--- start of Data for this task ---

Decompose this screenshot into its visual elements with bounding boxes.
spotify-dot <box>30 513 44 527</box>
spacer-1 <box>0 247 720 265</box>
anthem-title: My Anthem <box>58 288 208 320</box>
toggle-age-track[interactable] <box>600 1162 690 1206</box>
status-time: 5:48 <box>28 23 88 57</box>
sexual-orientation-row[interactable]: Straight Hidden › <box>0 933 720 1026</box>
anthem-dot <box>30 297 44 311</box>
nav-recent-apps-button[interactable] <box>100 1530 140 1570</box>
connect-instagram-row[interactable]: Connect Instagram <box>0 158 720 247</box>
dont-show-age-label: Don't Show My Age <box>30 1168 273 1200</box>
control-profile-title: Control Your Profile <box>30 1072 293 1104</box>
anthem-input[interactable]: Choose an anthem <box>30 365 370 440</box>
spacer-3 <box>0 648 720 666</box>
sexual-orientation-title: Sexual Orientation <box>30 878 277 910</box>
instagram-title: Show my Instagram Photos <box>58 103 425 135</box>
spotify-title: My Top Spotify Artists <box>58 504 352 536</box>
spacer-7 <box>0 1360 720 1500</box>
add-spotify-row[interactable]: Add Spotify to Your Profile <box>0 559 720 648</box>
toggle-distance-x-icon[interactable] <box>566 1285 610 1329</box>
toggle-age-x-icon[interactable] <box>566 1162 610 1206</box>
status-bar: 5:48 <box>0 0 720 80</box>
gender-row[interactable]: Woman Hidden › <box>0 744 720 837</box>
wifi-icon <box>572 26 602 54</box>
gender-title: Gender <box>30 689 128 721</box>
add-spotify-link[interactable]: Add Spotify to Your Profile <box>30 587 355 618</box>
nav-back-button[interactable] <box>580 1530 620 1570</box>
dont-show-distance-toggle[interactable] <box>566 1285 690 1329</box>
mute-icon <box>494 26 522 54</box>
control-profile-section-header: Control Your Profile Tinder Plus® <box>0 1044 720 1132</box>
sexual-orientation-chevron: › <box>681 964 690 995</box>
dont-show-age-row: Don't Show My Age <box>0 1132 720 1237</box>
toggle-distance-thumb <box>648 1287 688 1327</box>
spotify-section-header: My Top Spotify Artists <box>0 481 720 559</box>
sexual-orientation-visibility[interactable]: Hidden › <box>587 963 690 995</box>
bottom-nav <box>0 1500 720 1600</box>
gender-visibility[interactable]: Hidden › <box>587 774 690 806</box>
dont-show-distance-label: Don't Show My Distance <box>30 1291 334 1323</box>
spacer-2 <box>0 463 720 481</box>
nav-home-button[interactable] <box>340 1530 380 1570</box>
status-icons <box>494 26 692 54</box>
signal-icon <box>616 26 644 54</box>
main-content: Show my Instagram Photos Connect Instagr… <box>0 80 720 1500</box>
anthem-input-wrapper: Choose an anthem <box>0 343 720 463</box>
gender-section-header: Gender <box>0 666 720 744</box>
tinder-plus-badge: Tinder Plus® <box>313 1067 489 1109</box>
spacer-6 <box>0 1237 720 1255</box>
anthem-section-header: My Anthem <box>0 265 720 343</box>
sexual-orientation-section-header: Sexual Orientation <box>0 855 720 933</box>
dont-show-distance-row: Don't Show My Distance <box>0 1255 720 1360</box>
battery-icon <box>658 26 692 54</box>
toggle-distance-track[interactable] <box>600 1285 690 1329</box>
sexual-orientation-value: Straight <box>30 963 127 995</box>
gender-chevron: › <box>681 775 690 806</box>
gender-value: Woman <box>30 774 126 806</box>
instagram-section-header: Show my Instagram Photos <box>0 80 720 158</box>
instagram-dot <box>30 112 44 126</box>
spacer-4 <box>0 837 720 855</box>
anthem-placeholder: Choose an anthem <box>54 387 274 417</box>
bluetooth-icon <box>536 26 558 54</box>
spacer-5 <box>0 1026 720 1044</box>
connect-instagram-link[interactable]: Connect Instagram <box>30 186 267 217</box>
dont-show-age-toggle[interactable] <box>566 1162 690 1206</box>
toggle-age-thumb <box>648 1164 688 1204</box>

--- end of Data for this task ---

> _Task prompt_:
Go through all the lines above and swap each "Hidden" for "Visible". Leave everything else the same.

> _Solved problem_:
Decompose this screenshot into its visual elements with bounding boxes.
spotify-dot <box>30 513 44 527</box>
spacer-1 <box>0 247 720 265</box>
anthem-title: My Anthem <box>58 288 208 320</box>
toggle-age-track[interactable] <box>600 1162 690 1206</box>
status-time: 5:48 <box>28 23 88 57</box>
sexual-orientation-row[interactable]: Straight Visible › <box>0 933 720 1026</box>
anthem-dot <box>30 297 44 311</box>
nav-recent-apps-button[interactable] <box>100 1530 140 1570</box>
connect-instagram-row[interactable]: Connect Instagram <box>0 158 720 247</box>
dont-show-age-label: Don't Show My Age <box>30 1168 273 1200</box>
control-profile-title: Control Your Profile <box>30 1072 293 1104</box>
anthem-input[interactable]: Choose an anthem <box>30 365 370 440</box>
spacer-3 <box>0 648 720 666</box>
sexual-orientation-title: Sexual Orientation <box>30 878 277 910</box>
instagram-title: Show my Instagram Photos <box>58 103 425 135</box>
spotify-title: My Top Spotify Artists <box>58 504 352 536</box>
spacer-7 <box>0 1360 720 1500</box>
add-spotify-row[interactable]: Add Spotify to Your Profile <box>0 559 720 648</box>
toggle-distance-x-icon[interactable] <box>566 1285 610 1329</box>
toggle-age-x-icon[interactable] <box>566 1162 610 1206</box>
status-bar: 5:48 <box>0 0 720 80</box>
gender-row[interactable]: Woman Visible › <box>0 744 720 837</box>
wifi-icon <box>572 26 602 54</box>
gender-title: Gender <box>30 689 128 721</box>
add-spotify-link[interactable]: Add Spotify to Your Profile <box>30 587 355 618</box>
nav-back-button[interactable] <box>580 1530 620 1570</box>
dont-show-distance-toggle[interactable] <box>566 1285 690 1329</box>
mute-icon <box>494 26 522 54</box>
control-profile-section-header: Control Your Profile Tinder Plus® <box>0 1044 720 1132</box>
sexual-orientation-chevron: › <box>681 964 690 995</box>
dont-show-age-row: Don't Show My Age <box>0 1132 720 1237</box>
toggle-distance-thumb <box>648 1287 688 1327</box>
spotify-section-header: My Top Spotify Artists <box>0 481 720 559</box>
sexual-orientation-visibility[interactable]: Visible › <box>587 963 690 995</box>
bottom-nav <box>0 1500 720 1600</box>
gender-visibility[interactable]: Visible › <box>587 774 690 806</box>
dont-show-distance-label: Don't Show My Distance <box>30 1291 334 1323</box>
spacer-2 <box>0 463 720 481</box>
nav-home-button[interactable] <box>340 1530 380 1570</box>
status-icons <box>494 26 692 54</box>
signal-icon <box>616 26 644 54</box>
main-content: Show my Instagram Photos Connect Instagr… <box>0 80 720 1500</box>
anthem-input-wrapper: Choose an anthem <box>0 343 720 463</box>
gender-section-header: Gender <box>0 666 720 744</box>
tinder-plus-badge: Tinder Plus® <box>313 1067 489 1109</box>
spacer-6 <box>0 1237 720 1255</box>
anthem-section-header: My Anthem <box>0 265 720 343</box>
sexual-orientation-section-header: Sexual Orientation <box>0 855 720 933</box>
dont-show-distance-row: Don't Show My Distance <box>0 1255 720 1360</box>
battery-icon <box>658 26 692 54</box>
toggle-distance-track[interactable] <box>600 1285 690 1329</box>
sexual-orientation-value: Straight <box>30 963 127 995</box>
gender-chevron: › <box>681 775 690 806</box>
gender-value: Woman <box>30 774 126 806</box>
instagram-section-header: Show my Instagram Photos <box>0 80 720 158</box>
instagram-dot <box>30 112 44 126</box>
spacer-4 <box>0 837 720 855</box>
anthem-placeholder: Choose an anthem <box>54 387 274 417</box>
bluetooth-icon <box>536 26 558 54</box>
spacer-5 <box>0 1026 720 1044</box>
connect-instagram-link[interactable]: Connect Instagram <box>30 186 267 217</box>
dont-show-age-toggle[interactable] <box>566 1162 690 1206</box>
toggle-age-thumb <box>648 1164 688 1204</box>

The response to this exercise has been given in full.